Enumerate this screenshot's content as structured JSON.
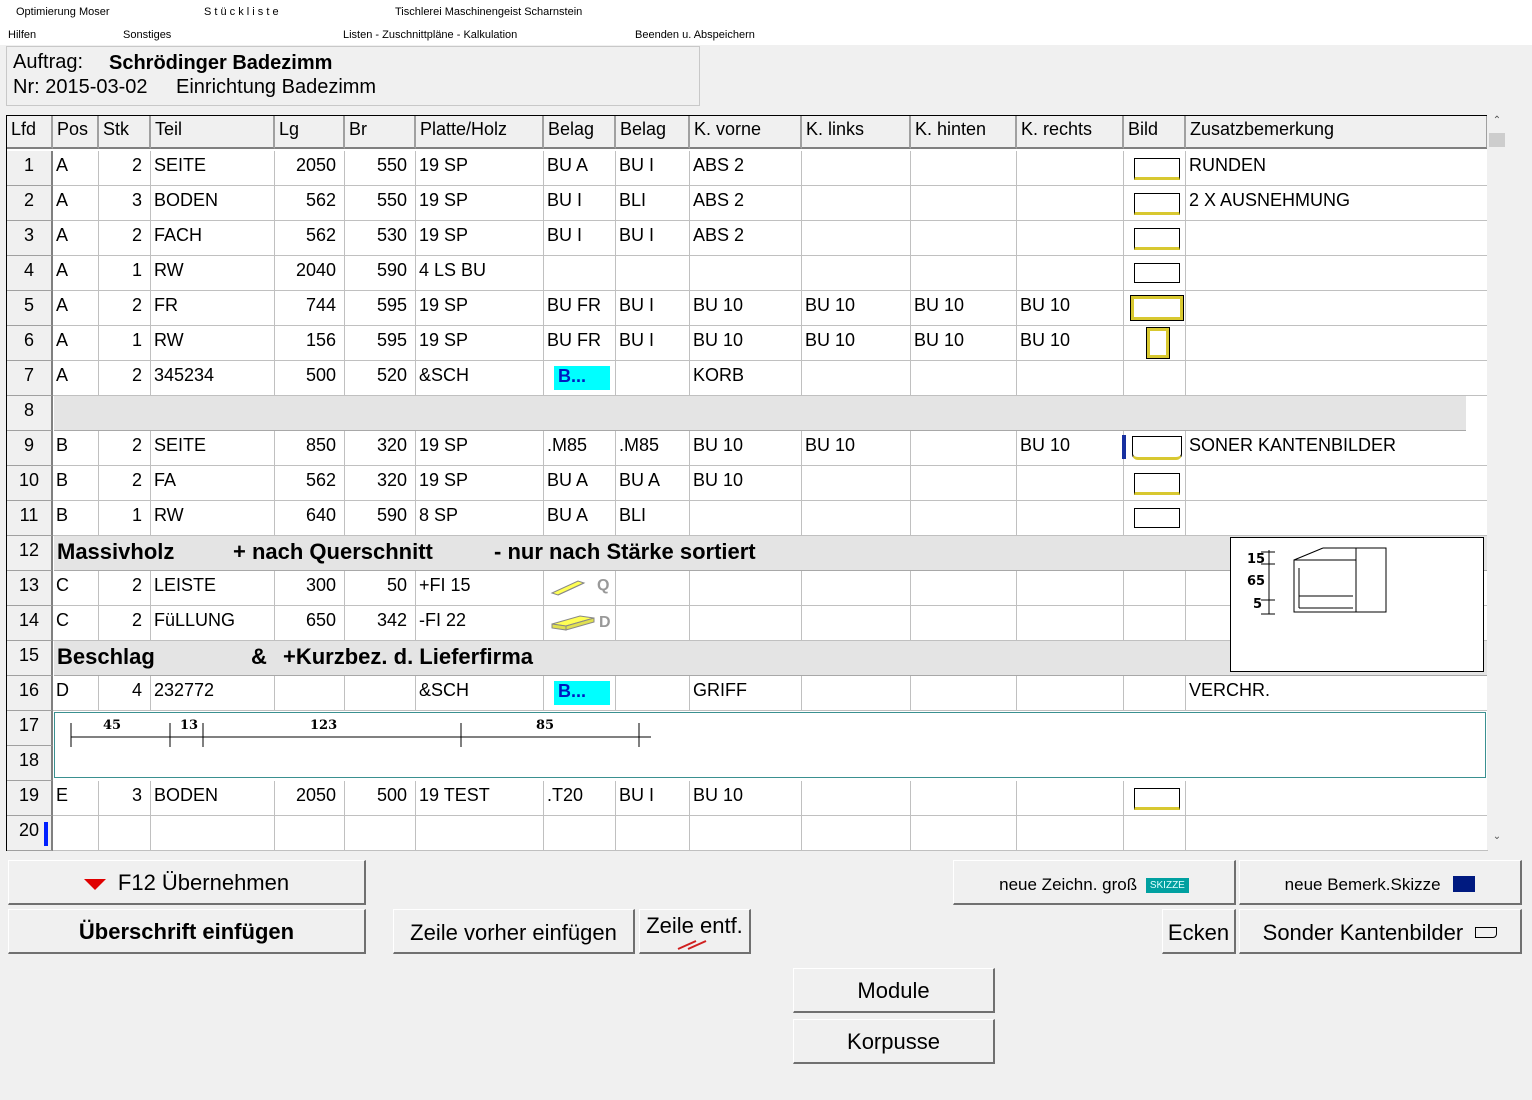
{
  "menu": {
    "row1": [
      "Optimierung Moser",
      "S t ü c k l i s t e",
      "Tischlerei Maschinengeist  Scharnstein"
    ],
    "row2": [
      "Hilfen",
      "Sonstiges",
      "Listen - Zuschnittpläne - Kalkulation",
      "Beenden u. Abspeichern"
    ]
  },
  "header": {
    "auftrag_label": "Auftrag:",
    "auftrag_value": "Schrödinger Badezimm",
    "nr_label": "Nr: 2015-03-02",
    "nr_value": "Einrichtung Badezimm"
  },
  "columns": [
    "Lfd",
    "Pos",
    "Stk",
    "Teil",
    "Lg",
    "Br",
    "Platte/Holz",
    "Belag",
    "Belag",
    "K. vorne",
    "K. links",
    "K. hinten",
    "K. rechts",
    "Bild",
    "Zusatzbemerkung"
  ],
  "rows": [
    {
      "lfd": "1",
      "pos": "A",
      "stk": "2",
      "teil": "SEITE",
      "lg": "2050",
      "br": "550",
      "platte": "19 SP",
      "belag1": "BU A",
      "belag2": "BU I",
      "kv": "ABS 2",
      "kl": "",
      "kh": "",
      "kr": "",
      "bem": "RUNDEN"
    },
    {
      "lfd": "2",
      "pos": "A",
      "stk": "3",
      "teil": "BODEN",
      "lg": "562",
      "br": "550",
      "platte": "19 SP",
      "belag1": "BU I",
      "belag2": "BLI",
      "kv": "ABS 2",
      "kl": "",
      "kh": "",
      "kr": "",
      "bem": "2 X AUSNEHMUNG"
    },
    {
      "lfd": "3",
      "pos": "A",
      "stk": "2",
      "teil": "FACH",
      "lg": "562",
      "br": "530",
      "platte": "19 SP",
      "belag1": "BU I",
      "belag2": "BU I",
      "kv": "ABS 2",
      "kl": "",
      "kh": "",
      "kr": "",
      "bem": ""
    },
    {
      "lfd": "4",
      "pos": "A",
      "stk": "1",
      "teil": "RW",
      "lg": "2040",
      "br": "590",
      "platte": "4 LS BU",
      "belag1": "",
      "belag2": "",
      "kv": "",
      "kl": "",
      "kh": "",
      "kr": "",
      "bem": ""
    },
    {
      "lfd": "5",
      "pos": "A",
      "stk": "2",
      "teil": "FR",
      "lg": "744",
      "br": "595",
      "platte": "19 SP",
      "belag1": "BU FR",
      "belag2": "BU I",
      "kv": "BU 10",
      "kl": "BU 10",
      "kh": "BU 10",
      "kr": "BU 10",
      "bem": ""
    },
    {
      "lfd": "6",
      "pos": "A",
      "stk": "1",
      "teil": "RW",
      "lg": "156",
      "br": "595",
      "platte": "19 SP",
      "belag1": "BU FR",
      "belag2": "BU I",
      "kv": "BU 10",
      "kl": "BU 10",
      "kh": "BU 10",
      "kr": "BU 10",
      "bem": ""
    },
    {
      "lfd": "7",
      "pos": "A",
      "stk": "2",
      "teil": "345234",
      "lg": "500",
      "br": "520",
      "platte": "&SCH",
      "belag1": "",
      "belag2": "",
      "kv": "KORB",
      "kl": "",
      "kh": "",
      "kr": "",
      "bem": ""
    },
    {
      "lfd": "9",
      "pos": "B",
      "stk": "2",
      "teil": "SEITE",
      "lg": "850",
      "br": "320",
      "platte": "19 SP",
      "belag1": ".M85",
      "belag2": ".M85",
      "kv": "BU 10",
      "kl": "BU 10",
      "kh": "",
      "kr": "BU 10",
      "bem": "SONER KANTENBILDER"
    },
    {
      "lfd": "10",
      "pos": "B",
      "stk": "2",
      "teil": "FA",
      "lg": "562",
      "br": "320",
      "platte": "19 SP",
      "belag1": "BU A",
      "belag2": "BU A",
      "kv": "BU 10",
      "kl": "",
      "kh": "",
      "kr": "",
      "bem": ""
    },
    {
      "lfd": "11",
      "pos": "B",
      "stk": "1",
      "teil": "RW",
      "lg": "640",
      "br": "590",
      "platte": "8 SP",
      "belag1": "BU A",
      "belag2": "BLI",
      "kv": "",
      "kl": "",
      "kh": "",
      "kr": "",
      "bem": ""
    },
    {
      "lfd": "13",
      "pos": "C",
      "stk": "2",
      "teil": "LEISTE",
      "lg": "300",
      "br": "50",
      "platte": "+FI 15",
      "belag1": "",
      "belag2": "",
      "kv": "",
      "kl": "",
      "kh": "",
      "kr": "",
      "bem": ""
    },
    {
      "lfd": "14",
      "pos": "C",
      "stk": "2",
      "teil": "FüLLUNG",
      "lg": "650",
      "br": "342",
      "platte": "-FI 22",
      "belag1": "",
      "belag2": "",
      "kv": "",
      "kl": "",
      "kh": "",
      "kr": "",
      "bem": ""
    },
    {
      "lfd": "16",
      "pos": "D",
      "stk": "4",
      "teil": "232772",
      "lg": "",
      "br": "",
      "platte": "&SCH",
      "belag1": "",
      "belag2": "",
      "kv": "GRIFF",
      "kl": "",
      "kh": "",
      "kr": "",
      "bem": "VERCHR."
    },
    {
      "lfd": "19",
      "pos": "E",
      "stk": "3",
      "teil": "BODEN",
      "lg": "2050",
      "br": "500",
      "platte": "19 TEST",
      "belag1": ".T20",
      "belag2": "BU I",
      "kv": "BU 10",
      "kl": "",
      "kh": "",
      "kr": "",
      "bem": ""
    }
  ],
  "other_rownums": [
    "8",
    "12",
    "15",
    "17",
    "18",
    "20"
  ],
  "cyan_label": "B...",
  "heading12": {
    "a": "Massivholz",
    "b": "+ nach Querschnitt",
    "c": "- nur nach Stärke  sortiert"
  },
  "heading15": {
    "a": "Beschlag",
    "b": "&",
    "c": "+Kurzbez. d. Lieferfirma"
  },
  "profile_letters": {
    "q": "Q",
    "d": "D"
  },
  "sketch_labels": [
    "15",
    "65",
    "5"
  ],
  "dim_labels": [
    "45",
    "13",
    "123",
    "85"
  ],
  "buttons": {
    "f12": "F12 Übernehmen",
    "ueberschrift": "Überschrift einfügen",
    "zeile_vorher": "Zeile vorher einfügen",
    "zeile_entf": "Zeile entf.",
    "neue_zeichn": "neue Zeichn. groß",
    "skizze_badge": "SKIZZE",
    "neue_bemerk": "neue Bemerk.Skizze",
    "ecken": "Ecken",
    "sonder": "Sonder Kantenbilder",
    "module": "Module",
    "korpusse": "Korpusse"
  }
}
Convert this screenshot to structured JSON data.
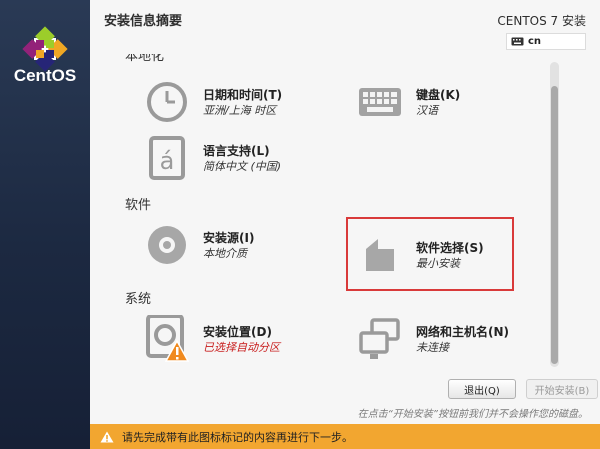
{
  "brand": {
    "name": "CentOS"
  },
  "header": {
    "title": "安装信息摘要",
    "product": "CENTOS 7 安装",
    "keyboard_indicator": "cn"
  },
  "sections": {
    "localization": {
      "label": "本地化",
      "date_time": {
        "title": "日期和时间(T)",
        "status": "亚洲/上海 时区"
      },
      "keyboard": {
        "title": "键盘(K)",
        "status": "汉语"
      },
      "language": {
        "title": "语言支持(L)",
        "status": "简体中文 (中国)"
      }
    },
    "software": {
      "label": "软件",
      "source": {
        "title": "安装源(I)",
        "status": "本地介质"
      },
      "selection": {
        "title": "软件选择(S)",
        "status": "最小安装"
      }
    },
    "system": {
      "label": "系统",
      "destination": {
        "title": "安装位置(D)",
        "status": "已选择自动分区"
      },
      "network": {
        "title": "网络和主机名(N)",
        "status": "未连接"
      }
    }
  },
  "buttons": {
    "quit": "退出(Q)",
    "begin": "开始安装(B)"
  },
  "hint": "在点击“开始安装”按钮前我们并不会操作您的磁盘。",
  "warning_bar": {
    "text": "请先完成带有此图标标记的内容再进行下一步。"
  },
  "colors": {
    "sidebar": "#1c2941",
    "warning_bar": "#f2a630",
    "highlight": "#d93a3a",
    "error_text": "#c81e1e"
  }
}
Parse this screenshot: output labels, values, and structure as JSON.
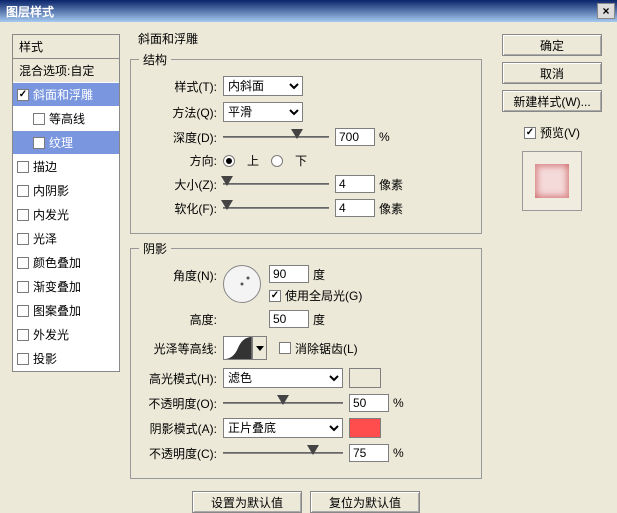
{
  "window": {
    "title": "图层样式"
  },
  "sidebar": {
    "header": "样式",
    "blend": "混合选项:自定",
    "items": [
      {
        "label": "斜面和浮雕",
        "checked": true,
        "selected": true
      },
      {
        "label": "等高线",
        "checked": false,
        "sub": true
      },
      {
        "label": "纹理",
        "checked": false,
        "sub": true,
        "selected": true
      },
      {
        "label": "描边",
        "checked": false
      },
      {
        "label": "内阴影",
        "checked": false
      },
      {
        "label": "内发光",
        "checked": false
      },
      {
        "label": "光泽",
        "checked": false
      },
      {
        "label": "颜色叠加",
        "checked": false
      },
      {
        "label": "渐变叠加",
        "checked": false
      },
      {
        "label": "图案叠加",
        "checked": false
      },
      {
        "label": "外发光",
        "checked": false
      },
      {
        "label": "投影",
        "checked": false
      }
    ]
  },
  "main": {
    "title": "斜面和浮雕",
    "structure": {
      "legend": "结构",
      "style_lbl": "样式(T):",
      "style_val": "内斜面",
      "method_lbl": "方法(Q):",
      "method_val": "平滑",
      "depth_lbl": "深度(D):",
      "depth_val": "700",
      "depth_unit": "%",
      "dir_lbl": "方向:",
      "dir_up": "上",
      "dir_down": "下",
      "size_lbl": "大小(Z):",
      "size_val": "4",
      "size_unit": "像素",
      "soften_lbl": "软化(F):",
      "soften_val": "4",
      "soften_unit": "像素"
    },
    "shadow": {
      "legend": "阴影",
      "angle_lbl": "角度(N):",
      "angle_val": "90",
      "angle_unit": "度",
      "global_lbl": "使用全局光(G)",
      "alt_lbl": "高度:",
      "alt_val": "50",
      "alt_unit": "度",
      "contour_lbl": "光泽等高线:",
      "antialias_lbl": "消除锯齿(L)",
      "hl_mode_lbl": "高光模式(H):",
      "hl_mode_val": "滤色",
      "hl_color": "#FFCCCC",
      "hl_op_lbl": "不透明度(O):",
      "hl_op_val": "50",
      "hl_op_unit": "%",
      "sh_mode_lbl": "阴影模式(A):",
      "sh_mode_val": "正片叠底",
      "sh_color": "#FF4D4D",
      "sh_op_lbl": "不透明度(C):",
      "sh_op_val": "75",
      "sh_op_unit": "%"
    },
    "buttons": {
      "default": "设置为默认值",
      "reset": "复位为默认值"
    }
  },
  "right": {
    "ok": "确定",
    "cancel": "取消",
    "newstyle": "新建样式(W)...",
    "preview_lbl": "预览(V)"
  }
}
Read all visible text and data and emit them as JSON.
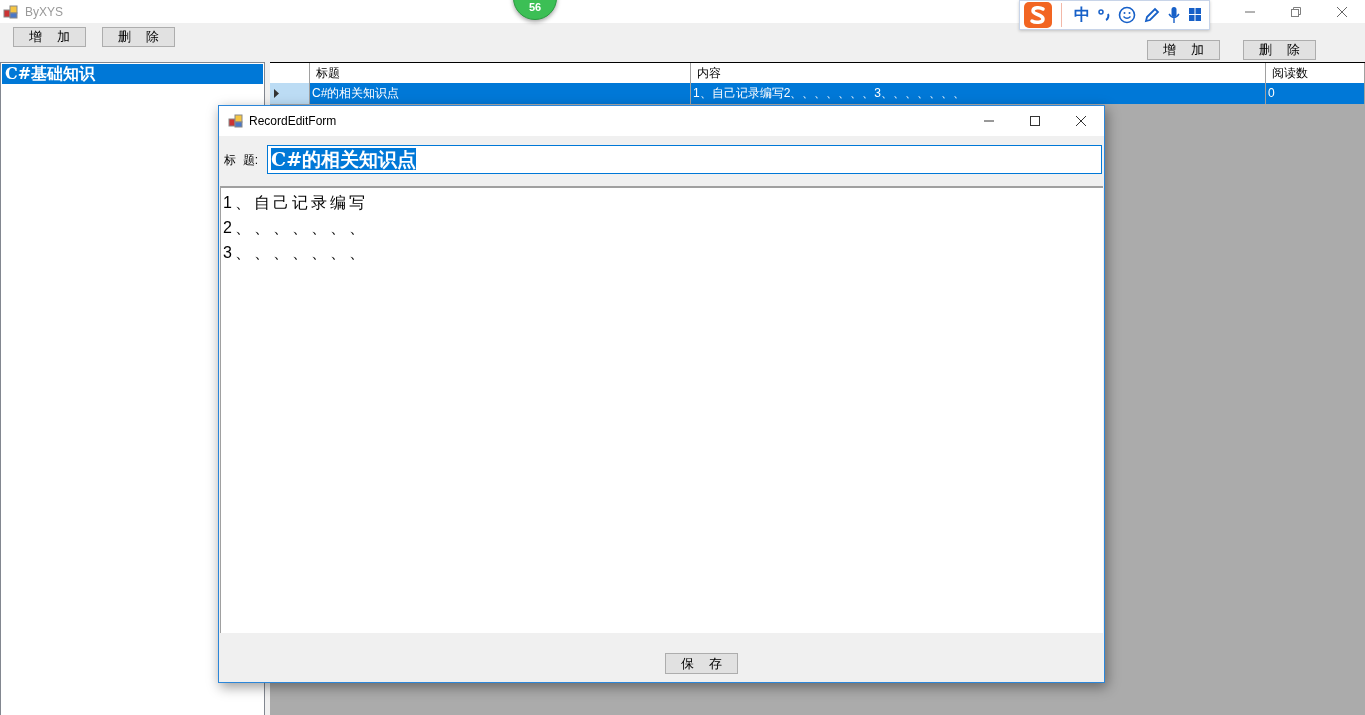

★ ★ ★

Extract, from the material above, each line holding the word "nach".

    "b": "+ nach Querschnitt",
    "c": "- nur nach Stärke  sortiert"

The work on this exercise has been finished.